----- Extrait source
Loi Alur. « Volontariste », Cécile Duflot répond déjà aux critiques


  le 10 Septembre 2013

Pour l’introduction du débat sur son projet de loi pour l’Accès au logement et l’urbanisme rénové, mardi après-midi, à l’Assemblée nationale, Cécile Duflot a multiplié les marqueurs de gauche.
La manière dont la puissance publique répond à la crise du logement « détermine une part de l'avenir d'un pays », a expliqué, solennelle, la ministre du Logement. Dans un contexte de crise économique, poursuit l’écologiste, la violence de la « fracture résidentielle est telle que beaucoup ont la sensation que le progrès social en berne se double pour eux d’une assignation à résidence ». Avant d’être une possibilité de rendement, un placement, le logement est « tout simplement un bien de première nécessité », un  point de départ qui « détermine nos conditions d’existence, leur réussite éducative, leur santé, leur insertion professionnelle ». Or, les locataires sont les « grands perdants d’une décennie de laisser-faire et de flambée des prix » au point qu’un sur cinq « dépense plus de 40% de ses revenus pour se loger ». Face à une telle situation, Cécile Duflot en est convaincue : « l’Etat peut agir», notamment avec « une approche globale qui ne cède rien aux modes libérales et aux effets dévastateurs de l’illusion dérégulatrice ».
----------
[Consigne]:
Citez mot pour mot le passage de l'article sur la loi Alur qui commence par « le 10 Septembre 2013 » et se poursuit jusqu'à « marqueurs de gauche. ». Appuyez-vous uniquement sur l'article.
----- Données fournies
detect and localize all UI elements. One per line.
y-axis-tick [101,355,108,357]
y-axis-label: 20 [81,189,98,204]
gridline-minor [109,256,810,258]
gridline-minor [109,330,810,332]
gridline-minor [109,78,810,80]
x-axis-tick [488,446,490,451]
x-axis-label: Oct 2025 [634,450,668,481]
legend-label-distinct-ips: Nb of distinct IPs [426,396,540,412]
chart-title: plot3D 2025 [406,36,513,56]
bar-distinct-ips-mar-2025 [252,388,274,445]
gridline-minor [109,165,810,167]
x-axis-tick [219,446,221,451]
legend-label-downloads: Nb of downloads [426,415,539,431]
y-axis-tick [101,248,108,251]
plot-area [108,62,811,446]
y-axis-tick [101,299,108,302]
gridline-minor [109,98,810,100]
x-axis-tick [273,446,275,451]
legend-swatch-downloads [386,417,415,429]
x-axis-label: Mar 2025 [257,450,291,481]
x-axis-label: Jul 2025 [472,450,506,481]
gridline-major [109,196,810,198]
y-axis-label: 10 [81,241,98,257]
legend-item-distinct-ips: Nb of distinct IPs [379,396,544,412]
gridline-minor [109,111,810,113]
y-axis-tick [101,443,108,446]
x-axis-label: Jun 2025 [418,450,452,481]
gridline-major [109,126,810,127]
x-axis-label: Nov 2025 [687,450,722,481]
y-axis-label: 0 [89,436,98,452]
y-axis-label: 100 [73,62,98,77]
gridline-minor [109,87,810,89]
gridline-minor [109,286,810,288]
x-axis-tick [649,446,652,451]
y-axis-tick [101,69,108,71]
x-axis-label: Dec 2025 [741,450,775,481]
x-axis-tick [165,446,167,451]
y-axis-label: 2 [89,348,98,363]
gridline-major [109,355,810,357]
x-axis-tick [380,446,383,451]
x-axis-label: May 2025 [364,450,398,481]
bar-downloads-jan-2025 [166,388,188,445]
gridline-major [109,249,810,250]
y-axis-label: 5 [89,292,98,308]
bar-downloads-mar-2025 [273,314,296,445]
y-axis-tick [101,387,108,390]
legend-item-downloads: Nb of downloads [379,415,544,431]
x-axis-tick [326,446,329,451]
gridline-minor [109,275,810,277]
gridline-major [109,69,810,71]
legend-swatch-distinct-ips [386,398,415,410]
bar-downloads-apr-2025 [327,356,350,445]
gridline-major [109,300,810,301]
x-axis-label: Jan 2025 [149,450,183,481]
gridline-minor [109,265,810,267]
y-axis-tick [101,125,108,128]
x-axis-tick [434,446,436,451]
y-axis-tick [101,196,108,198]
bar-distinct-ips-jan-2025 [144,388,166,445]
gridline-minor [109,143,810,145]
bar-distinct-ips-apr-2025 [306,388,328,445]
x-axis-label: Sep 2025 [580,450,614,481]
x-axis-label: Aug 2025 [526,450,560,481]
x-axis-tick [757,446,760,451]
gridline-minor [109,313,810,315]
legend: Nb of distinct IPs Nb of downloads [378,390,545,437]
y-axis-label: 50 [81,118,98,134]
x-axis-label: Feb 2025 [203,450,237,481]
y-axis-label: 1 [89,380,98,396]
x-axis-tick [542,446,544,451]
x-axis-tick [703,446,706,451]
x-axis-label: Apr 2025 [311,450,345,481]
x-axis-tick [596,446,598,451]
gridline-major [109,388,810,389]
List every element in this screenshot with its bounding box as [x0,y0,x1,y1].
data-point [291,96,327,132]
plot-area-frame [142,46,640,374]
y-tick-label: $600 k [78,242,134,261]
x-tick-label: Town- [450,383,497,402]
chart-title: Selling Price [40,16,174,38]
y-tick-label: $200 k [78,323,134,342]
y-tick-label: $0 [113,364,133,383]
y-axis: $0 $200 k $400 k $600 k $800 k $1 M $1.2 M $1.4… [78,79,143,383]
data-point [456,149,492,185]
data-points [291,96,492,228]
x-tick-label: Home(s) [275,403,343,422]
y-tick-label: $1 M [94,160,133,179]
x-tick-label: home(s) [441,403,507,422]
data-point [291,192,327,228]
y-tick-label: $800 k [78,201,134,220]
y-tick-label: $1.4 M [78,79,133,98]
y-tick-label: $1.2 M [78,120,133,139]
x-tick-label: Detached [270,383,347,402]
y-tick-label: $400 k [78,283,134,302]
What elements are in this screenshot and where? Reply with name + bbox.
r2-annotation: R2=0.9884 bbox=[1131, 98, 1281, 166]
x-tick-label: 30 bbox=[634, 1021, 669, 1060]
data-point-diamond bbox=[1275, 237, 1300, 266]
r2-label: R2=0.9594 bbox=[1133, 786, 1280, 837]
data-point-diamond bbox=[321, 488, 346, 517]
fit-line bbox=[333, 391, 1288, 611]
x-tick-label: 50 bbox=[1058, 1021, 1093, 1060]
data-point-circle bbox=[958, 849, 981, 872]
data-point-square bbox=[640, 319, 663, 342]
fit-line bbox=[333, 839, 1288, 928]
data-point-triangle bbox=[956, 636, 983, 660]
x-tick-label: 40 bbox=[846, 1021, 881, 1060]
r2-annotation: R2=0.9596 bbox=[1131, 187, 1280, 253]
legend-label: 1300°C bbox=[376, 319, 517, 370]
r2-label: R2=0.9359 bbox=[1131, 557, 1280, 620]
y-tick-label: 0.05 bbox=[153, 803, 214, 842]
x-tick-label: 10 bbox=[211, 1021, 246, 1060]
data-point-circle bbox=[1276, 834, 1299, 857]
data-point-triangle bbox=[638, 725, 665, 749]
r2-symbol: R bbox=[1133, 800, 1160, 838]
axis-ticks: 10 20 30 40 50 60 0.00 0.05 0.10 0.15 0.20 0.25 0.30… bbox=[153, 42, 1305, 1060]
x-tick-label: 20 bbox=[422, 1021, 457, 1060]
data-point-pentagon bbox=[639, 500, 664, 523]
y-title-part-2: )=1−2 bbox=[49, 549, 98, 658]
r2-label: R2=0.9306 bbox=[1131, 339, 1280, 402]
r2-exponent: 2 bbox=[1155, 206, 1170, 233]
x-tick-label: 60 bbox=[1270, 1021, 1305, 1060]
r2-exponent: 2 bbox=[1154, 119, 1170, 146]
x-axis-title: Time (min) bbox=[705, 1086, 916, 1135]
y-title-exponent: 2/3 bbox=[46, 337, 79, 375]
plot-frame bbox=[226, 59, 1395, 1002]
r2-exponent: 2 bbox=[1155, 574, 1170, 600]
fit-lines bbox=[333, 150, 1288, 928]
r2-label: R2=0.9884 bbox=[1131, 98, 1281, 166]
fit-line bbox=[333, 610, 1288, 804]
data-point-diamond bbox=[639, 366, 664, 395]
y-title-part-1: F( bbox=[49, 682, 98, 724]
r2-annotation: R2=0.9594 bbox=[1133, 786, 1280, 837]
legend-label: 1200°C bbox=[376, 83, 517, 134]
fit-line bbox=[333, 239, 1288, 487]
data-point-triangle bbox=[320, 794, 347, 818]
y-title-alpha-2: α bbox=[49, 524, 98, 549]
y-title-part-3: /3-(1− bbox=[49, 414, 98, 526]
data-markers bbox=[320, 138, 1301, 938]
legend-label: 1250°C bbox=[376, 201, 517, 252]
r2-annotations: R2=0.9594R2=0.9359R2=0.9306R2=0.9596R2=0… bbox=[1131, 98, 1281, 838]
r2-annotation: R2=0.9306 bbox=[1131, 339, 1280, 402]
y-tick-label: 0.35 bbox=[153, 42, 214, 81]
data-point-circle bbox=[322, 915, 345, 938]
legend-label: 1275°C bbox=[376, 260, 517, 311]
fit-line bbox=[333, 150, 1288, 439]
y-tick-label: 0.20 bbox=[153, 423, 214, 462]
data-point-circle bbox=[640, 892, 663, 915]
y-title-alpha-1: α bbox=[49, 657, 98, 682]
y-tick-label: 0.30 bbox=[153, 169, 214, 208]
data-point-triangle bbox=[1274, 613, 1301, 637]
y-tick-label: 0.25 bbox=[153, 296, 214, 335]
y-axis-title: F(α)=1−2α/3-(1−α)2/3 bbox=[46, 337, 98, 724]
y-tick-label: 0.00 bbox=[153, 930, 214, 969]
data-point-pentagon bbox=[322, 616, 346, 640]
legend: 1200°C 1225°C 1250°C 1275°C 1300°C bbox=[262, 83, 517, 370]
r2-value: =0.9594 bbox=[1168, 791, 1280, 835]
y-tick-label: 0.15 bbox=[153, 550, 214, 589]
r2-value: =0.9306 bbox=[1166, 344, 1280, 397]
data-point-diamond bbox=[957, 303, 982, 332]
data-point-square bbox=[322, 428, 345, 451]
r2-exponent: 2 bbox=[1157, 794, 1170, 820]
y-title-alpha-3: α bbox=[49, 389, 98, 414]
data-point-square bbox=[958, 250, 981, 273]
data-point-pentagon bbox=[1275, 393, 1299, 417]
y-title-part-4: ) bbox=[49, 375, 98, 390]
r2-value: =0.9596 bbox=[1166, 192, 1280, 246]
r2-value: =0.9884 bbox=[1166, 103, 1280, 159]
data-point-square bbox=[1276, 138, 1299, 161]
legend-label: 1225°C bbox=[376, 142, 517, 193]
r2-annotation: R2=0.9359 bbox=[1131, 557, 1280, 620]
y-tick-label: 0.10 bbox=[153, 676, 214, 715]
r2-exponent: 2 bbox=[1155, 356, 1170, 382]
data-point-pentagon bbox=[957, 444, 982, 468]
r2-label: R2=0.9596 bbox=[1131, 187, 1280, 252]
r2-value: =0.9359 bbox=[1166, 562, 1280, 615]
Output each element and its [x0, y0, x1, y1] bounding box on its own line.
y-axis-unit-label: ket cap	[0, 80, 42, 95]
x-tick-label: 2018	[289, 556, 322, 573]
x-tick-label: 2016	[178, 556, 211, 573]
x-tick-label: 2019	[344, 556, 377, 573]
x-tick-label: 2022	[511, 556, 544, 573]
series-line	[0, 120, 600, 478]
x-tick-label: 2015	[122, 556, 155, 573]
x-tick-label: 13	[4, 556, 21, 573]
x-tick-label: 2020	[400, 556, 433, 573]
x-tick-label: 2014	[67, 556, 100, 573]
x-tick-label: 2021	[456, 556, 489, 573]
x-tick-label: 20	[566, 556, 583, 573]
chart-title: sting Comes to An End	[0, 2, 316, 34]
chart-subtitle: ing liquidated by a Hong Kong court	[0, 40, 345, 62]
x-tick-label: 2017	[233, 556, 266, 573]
----------
[Réponse]:
le 10 Septembre 2013

Pour l’introduction du débat sur son projet de loi pour l’Accès au logement et l’urbanisme rénové, mardi après-midi, à l’Assemblée nationale, Cécile Duflot a multiplié les marqueurs de gauche.